## SUJET PROPOSÉ
Lisez le texte ci-dessous sur le rapport aux œuvres d'art et répondez brièvement :
(a) De quelle année date la citation de Walker Evans ?
(b) À quel moment les cartels sont-ils lus, et pour quelles œuvres ?
(c) Quel qualificatif est donné, dans le dernier paragraphe, au rapport à l'art dont il est question ?

## TEXTE CHOISI
Sur le même sujet, on peut lire sur ce blog "Sur le chemin spirituel" publié le 21 octobre 2024 

lundi 11 août 2025

Sur le rapport aux œuvres d'art.

Il y a quelques jours, j'ai retrouvé par hasard dans mes carnets cette citation du photographe Walker Evans, datant de 1971 : Pour ceux qui le veulent, ou qui en ont besoin, une bonne exposition est une leçon pour le regard. Et pour ceux qui n'ont besoin de rien, ceux qui sont déjà riches en eux-mêmes, c'est un moment d'excitation et de plaisir visuel ; il devrait être possible d'entendre des grognements, des soupirs, des cris, des rires et des jurons dans la salle d'un musée, précisément là où ils sont habituellement refoulés.

Après quelques années de fréquentation des musées, je me situe plutôt dans la catégorie de ceux qui n'ont besoin de rien en matière d'éducation du regard. Je ne visite plus les expositions, je les explore à la recherche d'une possible expérience sensorielle, toujours aussi incertaine, aléatoire et au fond – quand elle survient – toujours aussi inattendue. Cette perspective d'une rencontre esthétique m'excite au plus haut point, même si je garde assez de self-control pour réprimer les grognements, les rires et les jurons que Walker Evans appelle de ses vœux !

Par voie de conséquence, le savoir de l'art m'intéresse moins qu'autrefois. J'ai suffisamment de connaissances pour tenir, quand cela s'avère nécessaire, des propos intelligents sur l'artiste et son œuvre – même si ce genre de vocalises érudites ne m'a jamais motivé. Ce qui m'importe, c'est que mon savoir ne conditionne pas mon regard. Je ne lis les cartels qu'après avoir contemplé une œuvre, et seulement pour celles avec lesquelles il s'est passé quelque chose – les autres, je les laisse à leur anonymat, en souhaitant que quelqu'un d'autre que moi parvienne à établir un contact avec elles.

Je préfère quelques rares rencontres avec des œuvres qui me choisissent – puisque ce n'est certes pas moi qui les sélectionne ! - plutôt que glisser un regard superficiel sur l'intégralité des œuvres exposées. C'est une question de respect pour les œuvres présentées, mais aussi une manière de me protéger. Il ne m'est plus possible de considérer une œuvre sans faire en sorte qu'elle ait prise sur moi, sans lui offrir l'opportunité de me faire sortir de ma coquille, de m'extraire de mon confort mental. Sans lui donner toutes les chances de me déloger de moi-même...

Évidemment, s'il ne s'agissait que de dire cela, je n'aurais pas pris la peine d'écrire ce texte. Chacun.e d'entre nous a un rapport spécifique aux œuvres d'art, dépendant de son parcours, de ses centres d'intérêts ou des périodes de sa vie. J'aimerai aller au delà de mon cas personnel pour en dire un petit plus – pour donner peut-être quelques clefs aux personnes qui seraient naturellement enclines à développer ce type de rapport à l'art – un rapport que je qualifierai de spirituel.

## ENREGISTREMENTS FOURNIS
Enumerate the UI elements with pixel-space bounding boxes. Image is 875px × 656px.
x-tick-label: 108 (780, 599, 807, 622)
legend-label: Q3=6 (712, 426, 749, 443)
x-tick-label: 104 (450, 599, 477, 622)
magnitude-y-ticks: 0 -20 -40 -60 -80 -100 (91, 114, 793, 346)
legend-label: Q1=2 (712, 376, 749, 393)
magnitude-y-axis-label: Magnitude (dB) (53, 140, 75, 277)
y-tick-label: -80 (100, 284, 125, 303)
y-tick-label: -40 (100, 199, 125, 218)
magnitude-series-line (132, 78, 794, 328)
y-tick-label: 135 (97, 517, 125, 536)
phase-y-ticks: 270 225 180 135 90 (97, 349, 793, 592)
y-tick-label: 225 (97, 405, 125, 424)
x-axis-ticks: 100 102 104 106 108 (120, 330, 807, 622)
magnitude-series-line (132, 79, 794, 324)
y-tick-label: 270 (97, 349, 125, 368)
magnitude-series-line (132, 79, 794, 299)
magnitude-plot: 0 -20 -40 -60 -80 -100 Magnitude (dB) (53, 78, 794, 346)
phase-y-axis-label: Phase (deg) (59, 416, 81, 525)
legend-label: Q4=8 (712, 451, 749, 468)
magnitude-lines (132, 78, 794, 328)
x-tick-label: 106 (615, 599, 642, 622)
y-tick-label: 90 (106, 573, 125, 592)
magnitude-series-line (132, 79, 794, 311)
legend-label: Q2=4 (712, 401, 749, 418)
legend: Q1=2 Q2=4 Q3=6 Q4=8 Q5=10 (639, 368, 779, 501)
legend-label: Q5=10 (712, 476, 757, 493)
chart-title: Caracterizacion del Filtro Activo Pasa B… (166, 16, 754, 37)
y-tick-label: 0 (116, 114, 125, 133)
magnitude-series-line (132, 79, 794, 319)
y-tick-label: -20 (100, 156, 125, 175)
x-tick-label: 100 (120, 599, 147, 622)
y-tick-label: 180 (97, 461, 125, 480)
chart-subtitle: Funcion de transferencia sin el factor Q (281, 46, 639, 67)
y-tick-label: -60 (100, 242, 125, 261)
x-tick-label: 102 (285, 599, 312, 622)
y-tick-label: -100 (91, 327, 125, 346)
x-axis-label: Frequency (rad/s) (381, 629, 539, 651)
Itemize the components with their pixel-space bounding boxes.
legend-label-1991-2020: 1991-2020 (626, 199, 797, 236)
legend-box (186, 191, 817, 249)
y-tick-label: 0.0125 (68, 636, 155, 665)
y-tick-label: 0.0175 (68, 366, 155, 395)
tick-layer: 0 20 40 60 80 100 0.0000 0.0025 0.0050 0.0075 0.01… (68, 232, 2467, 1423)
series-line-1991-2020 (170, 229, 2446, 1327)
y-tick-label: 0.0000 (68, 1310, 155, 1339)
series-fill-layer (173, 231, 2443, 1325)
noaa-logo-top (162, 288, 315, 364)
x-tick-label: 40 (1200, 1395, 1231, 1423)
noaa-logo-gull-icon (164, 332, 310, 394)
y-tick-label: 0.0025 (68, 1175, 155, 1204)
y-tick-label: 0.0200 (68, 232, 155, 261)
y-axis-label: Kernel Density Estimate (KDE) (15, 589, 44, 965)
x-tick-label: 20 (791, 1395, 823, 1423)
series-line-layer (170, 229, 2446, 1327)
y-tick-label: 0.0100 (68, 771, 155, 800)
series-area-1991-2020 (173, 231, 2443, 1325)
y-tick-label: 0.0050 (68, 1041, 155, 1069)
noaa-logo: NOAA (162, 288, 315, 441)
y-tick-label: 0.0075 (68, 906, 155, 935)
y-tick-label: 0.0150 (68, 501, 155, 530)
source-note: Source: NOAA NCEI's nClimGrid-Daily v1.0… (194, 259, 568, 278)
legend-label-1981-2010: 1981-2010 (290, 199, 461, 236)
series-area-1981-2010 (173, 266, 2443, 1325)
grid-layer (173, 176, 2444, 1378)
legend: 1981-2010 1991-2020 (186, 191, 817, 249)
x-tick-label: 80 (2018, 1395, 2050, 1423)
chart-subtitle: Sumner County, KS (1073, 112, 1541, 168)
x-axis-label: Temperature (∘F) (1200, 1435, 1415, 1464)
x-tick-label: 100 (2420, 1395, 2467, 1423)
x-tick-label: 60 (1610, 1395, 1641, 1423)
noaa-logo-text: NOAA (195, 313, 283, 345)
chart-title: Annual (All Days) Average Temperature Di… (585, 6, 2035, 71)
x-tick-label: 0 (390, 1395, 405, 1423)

## CORRIGÉ DE L'EXERCICE
(a) Elle date de 1971.
(b) Les cartels ne sont lus qu'après la contemplation d'une œuvre, et seulement pour celles avec lesquelles il s'est passé quelque chose.
(c) Ce rapport est qualifié de spirituel.